What the task requires: Repeat the full listing, word for word.

## START

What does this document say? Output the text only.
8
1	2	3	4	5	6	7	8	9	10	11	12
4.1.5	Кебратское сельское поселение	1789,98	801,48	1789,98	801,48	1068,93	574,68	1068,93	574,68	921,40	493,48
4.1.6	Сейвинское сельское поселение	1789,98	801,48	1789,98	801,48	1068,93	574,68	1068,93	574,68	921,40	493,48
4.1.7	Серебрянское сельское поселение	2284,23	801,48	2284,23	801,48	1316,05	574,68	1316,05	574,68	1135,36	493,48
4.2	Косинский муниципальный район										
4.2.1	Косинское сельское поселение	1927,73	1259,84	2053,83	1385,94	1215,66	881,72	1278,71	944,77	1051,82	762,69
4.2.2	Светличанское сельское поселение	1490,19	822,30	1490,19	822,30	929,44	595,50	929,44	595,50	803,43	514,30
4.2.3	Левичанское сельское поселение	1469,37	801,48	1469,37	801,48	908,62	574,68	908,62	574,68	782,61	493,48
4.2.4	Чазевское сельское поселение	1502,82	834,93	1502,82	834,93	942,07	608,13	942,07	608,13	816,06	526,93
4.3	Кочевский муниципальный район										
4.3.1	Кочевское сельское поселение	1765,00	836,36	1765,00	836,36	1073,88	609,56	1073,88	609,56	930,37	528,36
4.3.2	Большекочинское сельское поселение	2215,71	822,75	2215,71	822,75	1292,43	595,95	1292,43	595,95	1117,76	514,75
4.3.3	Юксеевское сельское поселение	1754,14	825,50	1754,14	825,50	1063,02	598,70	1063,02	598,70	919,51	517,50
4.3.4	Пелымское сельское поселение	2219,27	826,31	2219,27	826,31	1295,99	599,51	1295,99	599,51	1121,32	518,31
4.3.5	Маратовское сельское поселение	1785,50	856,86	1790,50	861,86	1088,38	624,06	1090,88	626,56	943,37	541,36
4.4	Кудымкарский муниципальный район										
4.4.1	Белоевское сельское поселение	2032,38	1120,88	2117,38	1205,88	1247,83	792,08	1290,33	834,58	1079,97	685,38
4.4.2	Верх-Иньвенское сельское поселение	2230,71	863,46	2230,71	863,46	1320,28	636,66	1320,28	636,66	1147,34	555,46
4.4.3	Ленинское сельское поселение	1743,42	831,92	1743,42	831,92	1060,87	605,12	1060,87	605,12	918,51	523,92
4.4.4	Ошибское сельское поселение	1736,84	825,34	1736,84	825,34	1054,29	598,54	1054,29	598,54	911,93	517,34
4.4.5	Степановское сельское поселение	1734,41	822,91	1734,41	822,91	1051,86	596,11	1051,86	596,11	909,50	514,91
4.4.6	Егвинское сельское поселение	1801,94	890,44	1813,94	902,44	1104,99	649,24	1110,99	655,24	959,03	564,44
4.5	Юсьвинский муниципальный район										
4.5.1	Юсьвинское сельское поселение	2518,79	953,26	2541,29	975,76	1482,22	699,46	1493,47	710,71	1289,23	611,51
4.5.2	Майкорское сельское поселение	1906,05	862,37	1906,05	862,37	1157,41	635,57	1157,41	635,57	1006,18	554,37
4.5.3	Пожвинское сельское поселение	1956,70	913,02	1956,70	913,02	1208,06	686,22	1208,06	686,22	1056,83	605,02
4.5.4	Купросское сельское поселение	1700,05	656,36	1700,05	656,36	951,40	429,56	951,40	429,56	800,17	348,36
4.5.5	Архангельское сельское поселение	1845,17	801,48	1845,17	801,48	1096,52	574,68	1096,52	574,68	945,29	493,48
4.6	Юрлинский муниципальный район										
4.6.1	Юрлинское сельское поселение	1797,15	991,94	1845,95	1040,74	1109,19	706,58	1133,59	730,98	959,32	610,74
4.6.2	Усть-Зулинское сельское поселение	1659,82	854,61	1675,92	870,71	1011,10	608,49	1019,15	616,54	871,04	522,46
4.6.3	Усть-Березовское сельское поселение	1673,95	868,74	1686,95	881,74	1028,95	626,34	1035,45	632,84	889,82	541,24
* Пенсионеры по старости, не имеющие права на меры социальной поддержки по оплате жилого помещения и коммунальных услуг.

## END

Task answer:
What does this document say? Output the text only.
8
1	2	3	4	5	6	7	8	9	10	11	12
4.1.5	Кебратское сельское поселение	1789,98	801,48	1789,98	801,48	1068,93	574,68	1068,93	574,68	921,40	493,48
4.1.6	Сейвинское сельское поселение	1789,98	801,48	1789,98	801,48	1068,93	574,68	1068,93	574,68	921,40	493,48
4.1.7	Серебрянское сельское поселение	2284,23	801,48	2284,23	801,48	1316,05	574,68	1316,05	574,68	1135,36	493,48
4.2	Косинский муниципальный район										
4.2.1	Косинское сельское поселение	1927,73	1259,84	2053,83	1385,94	1215,66	881,72	1278,71	944,77	1051,82	762,69
4.2.2	Светличанское сельское поселение	1490,19	822,30	1490,19	822,30	929,44	595,50	929,44	595,50	803,43	514,30
4.2.3	Левичанское сельское поселение	1469,37	801,48	1469,37	801,48	908,62	574,68	908,62	574,68	782,61	493,48
4.2.4	Чазевское сельское поселение	1502,82	834,93	1502,82	834,93	942,07	608,13	942,07	608,13	816,06	526,93
4.3	Кочевский муниципальный район										
4.3.1	Кочевское сельское поселение	1765,00	836,36	1765,00	836,36	1073,88	609,56	1073,88	609,56	930,37	528,36
4.3.2	Большекочинское сельское поселение	2215,71	822,75	2215,71	822,75	1292,43	595,95	1292,43	595,95	1117,76	514,75
4.3.3	Юксеевское сельское поселение	1754,14	825,50	1754,14	825,50	1063,02	598,70	1063,02	598,70	919,51	517,50
4.3.4	Пелымское сельское поселение	2219,27	826,31	2219,27	826,31	1295,99	599,51	1295,99	599,51	1121,32	518,31
4.3.5	Маратовское сельское поселение	1785,50	856,86	1790,50	861,86	1088,38	624,06	1090,88	626,56	943,37	541,36
4.4	Кудымкарский муниципальный район										
4.4.1	Белоевское сельское поселение	2032,38	1120,88	2117,38	1205,88	1247,83	792,08	1290,33	834,58	1079,97	685,38
4.4.2	Верх-Иньвенское сельское поселение	2230,71	863,46	2230,71	863,46	1320,28	636,66	1320,28	636,66	1147,34	555,46
4.4.3	Ленинское сельское поселение	1743,42	831,92	1743,42	831,92	1060,87	605,12	1060,87	605,12	918,51	523,92
4.4.4	Ошибское сельское поселение	1736,84	825,34	1736,84	825,34	1054,29	598,54	1054,29	598,54	911,93	517,34
4.4.5	Степановское сельское поселение	1734,41	822,91	1734,41	822,91	1051,86	596,11	1051,86	596,11	909,50	514,91
4.4.6	Егвинское сельское поселение	1801,94	890,44	1813,94	902,44	1104,99	649,24	1110,99	655,24	959,03	564,44
4.5	Юсьвинский муниципальный район										
4.5.1	Юсьвинское сельское поселение	2518,79	953,26	2541,29	975,76	1482,22	699,46	1493,47	710,71	1289,23	611,51
4.5.2	Майкорское сельское поселение	1906,05	862,37	1906,05	862,37	1157,41	635,57	1157,41	635,57	1006,18	554,37
4.5.3	Пожвинское сельское поселение	1956,70	913,02	1956,70	913,02	1208,06	686,22	1208,06	686,22	1056,83	605,02
4.5.4	Купросское сельское поселение	1700,05	656,36	1700,05	656,36	951,40	429,56	951,40	429,56	800,17	348,36
4.5.5	Архангельское сельское поселение	1845,17	801,48	1845,17	801,48	1096,52	574,68	1096,52	574,68	945,29	493,48
4.6	Юрлинский муниципальный район										
4.6.1	Юрлинское сельское поселение	1797,15	991,94	1845,95	1040,74	1109,19	706,58	1133,59	730,98	959,32	610,74
4.6.2	Усть-Зулинское сельское поселение	1659,82	854,61	1675,92	870,71	1011,10	608,49	1019,15	616,54	871,04	522,46
4.6.3	Усть-Березовское сельское поселение	1673,95	868,74	1686,95	881,74	1028,95	626,34	1035,45	632,84	889,82	541,24
* Пенсионеры по старости, не имеющие права на меры социальной поддержки по оплате жилого помещения и коммунальных услуг.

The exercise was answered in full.